* _Excerpted passage_:
Although bias is technically a property of a sample statistic (like the sample average), it’s common to talk about a biased sample – this term refers to a dataset collected using a sampling design that produces biased statistics.

This is exactly what you’ll explore in this lab – the relationship between sampling design and bias.

Simulated data

You will be simulating data in this lab. Simulation is a great means of exploration because you can control the population properties, which are generally unknown in practice.

When working with real data, you just have one dataset, and you don’t know any of the properties of the population or what might have happened if a different sample were collected. That makes it difficult to understand sampling variation and impossible to directly compare the sample properties to the population properties.

With simulated data, by contrast, you control how data are generated with exact precision – so by extension, you know everything there is to know about the population. In addition, repeated simulation of data makes it possible to explore the typical behavior of a particular sampling design, so you can learn ‘what usually happens’ for a particular sampling design by direct observation.

* _Data extract_:

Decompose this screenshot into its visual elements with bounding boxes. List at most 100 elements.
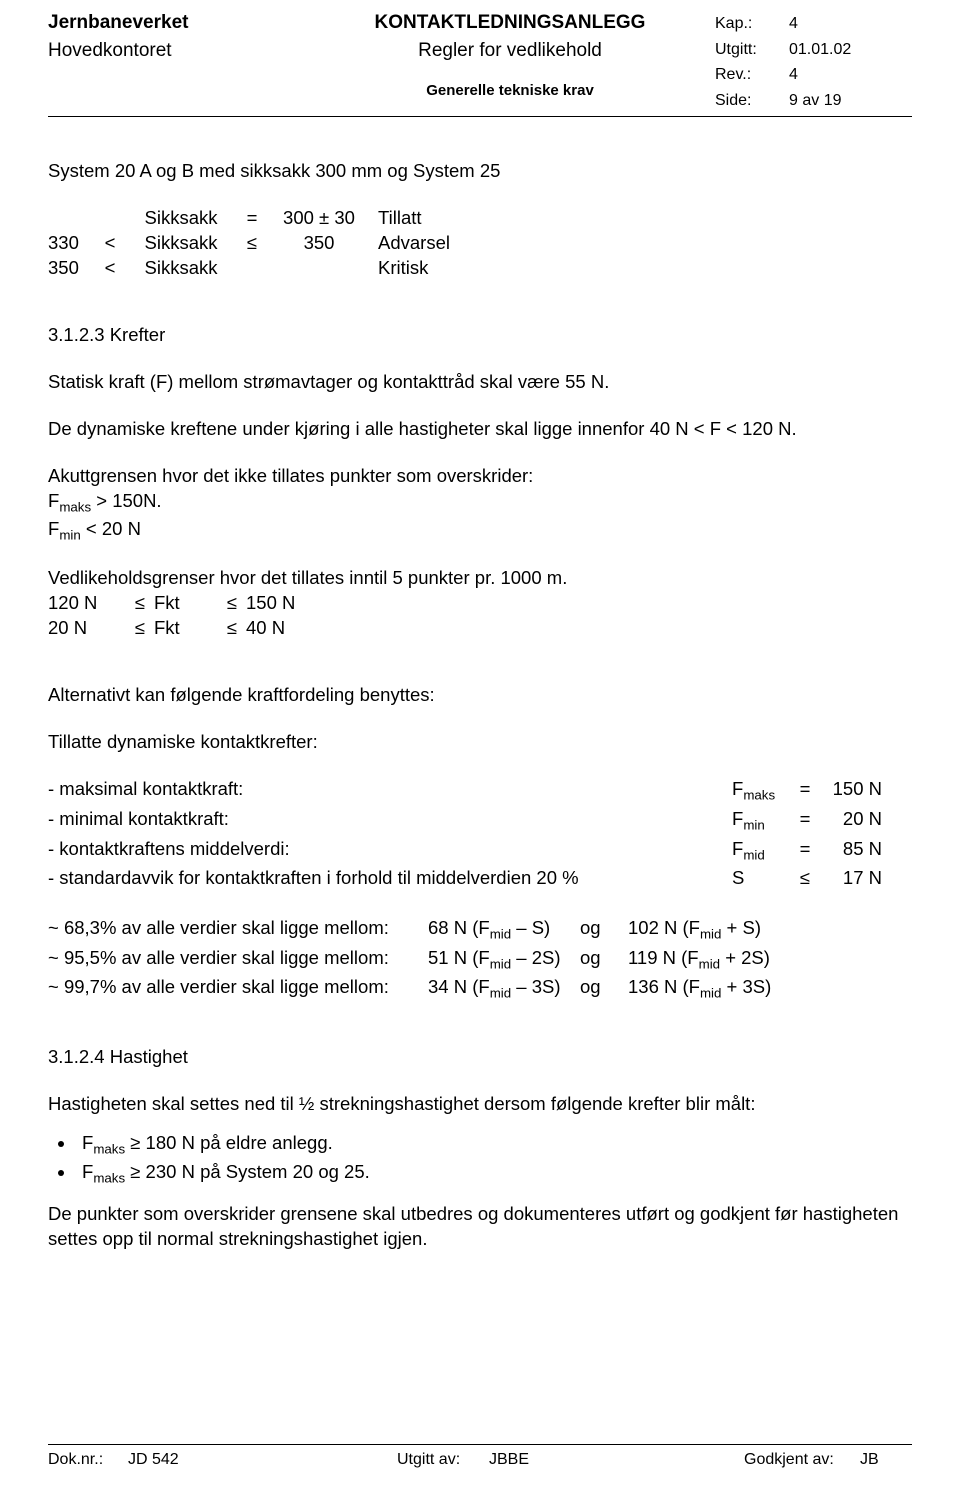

* _Problem_: In the passage on sampling design and bias, what term refers to a dataset collected with a sampling design that produces biased statistics?

* _Solution below_: A biased sample.